INPUT ::
--- Start ---
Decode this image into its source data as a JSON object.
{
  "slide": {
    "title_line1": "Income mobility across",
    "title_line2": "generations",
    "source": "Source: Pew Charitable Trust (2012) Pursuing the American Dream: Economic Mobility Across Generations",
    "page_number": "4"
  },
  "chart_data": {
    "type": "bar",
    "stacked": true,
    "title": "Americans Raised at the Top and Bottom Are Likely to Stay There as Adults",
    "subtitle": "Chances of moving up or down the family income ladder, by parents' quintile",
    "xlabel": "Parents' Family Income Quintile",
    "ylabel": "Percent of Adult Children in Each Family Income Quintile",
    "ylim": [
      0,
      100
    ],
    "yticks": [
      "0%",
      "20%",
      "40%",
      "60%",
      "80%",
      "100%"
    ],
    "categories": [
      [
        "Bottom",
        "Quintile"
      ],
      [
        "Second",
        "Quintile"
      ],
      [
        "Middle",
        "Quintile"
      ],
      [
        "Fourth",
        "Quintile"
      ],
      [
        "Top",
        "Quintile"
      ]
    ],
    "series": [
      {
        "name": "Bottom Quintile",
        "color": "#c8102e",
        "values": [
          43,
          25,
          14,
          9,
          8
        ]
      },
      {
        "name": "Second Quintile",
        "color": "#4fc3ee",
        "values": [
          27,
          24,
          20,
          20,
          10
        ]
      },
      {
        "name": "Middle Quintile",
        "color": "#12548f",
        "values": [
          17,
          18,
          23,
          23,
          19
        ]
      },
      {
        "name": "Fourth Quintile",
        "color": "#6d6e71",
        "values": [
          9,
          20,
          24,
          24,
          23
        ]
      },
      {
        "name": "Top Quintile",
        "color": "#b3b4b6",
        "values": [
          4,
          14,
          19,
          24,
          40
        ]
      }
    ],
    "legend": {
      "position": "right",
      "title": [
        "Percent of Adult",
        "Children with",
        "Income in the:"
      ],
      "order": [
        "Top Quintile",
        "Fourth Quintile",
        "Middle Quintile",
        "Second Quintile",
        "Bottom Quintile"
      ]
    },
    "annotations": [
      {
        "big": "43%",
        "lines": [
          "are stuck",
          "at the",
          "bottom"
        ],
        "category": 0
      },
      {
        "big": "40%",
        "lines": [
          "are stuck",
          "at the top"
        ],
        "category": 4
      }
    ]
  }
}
--- End ---
In the entries above, find each line with the string "Middle" and copy it.

        "Middle",
        "name": "Middle Quintile",
        "Middle Quintile",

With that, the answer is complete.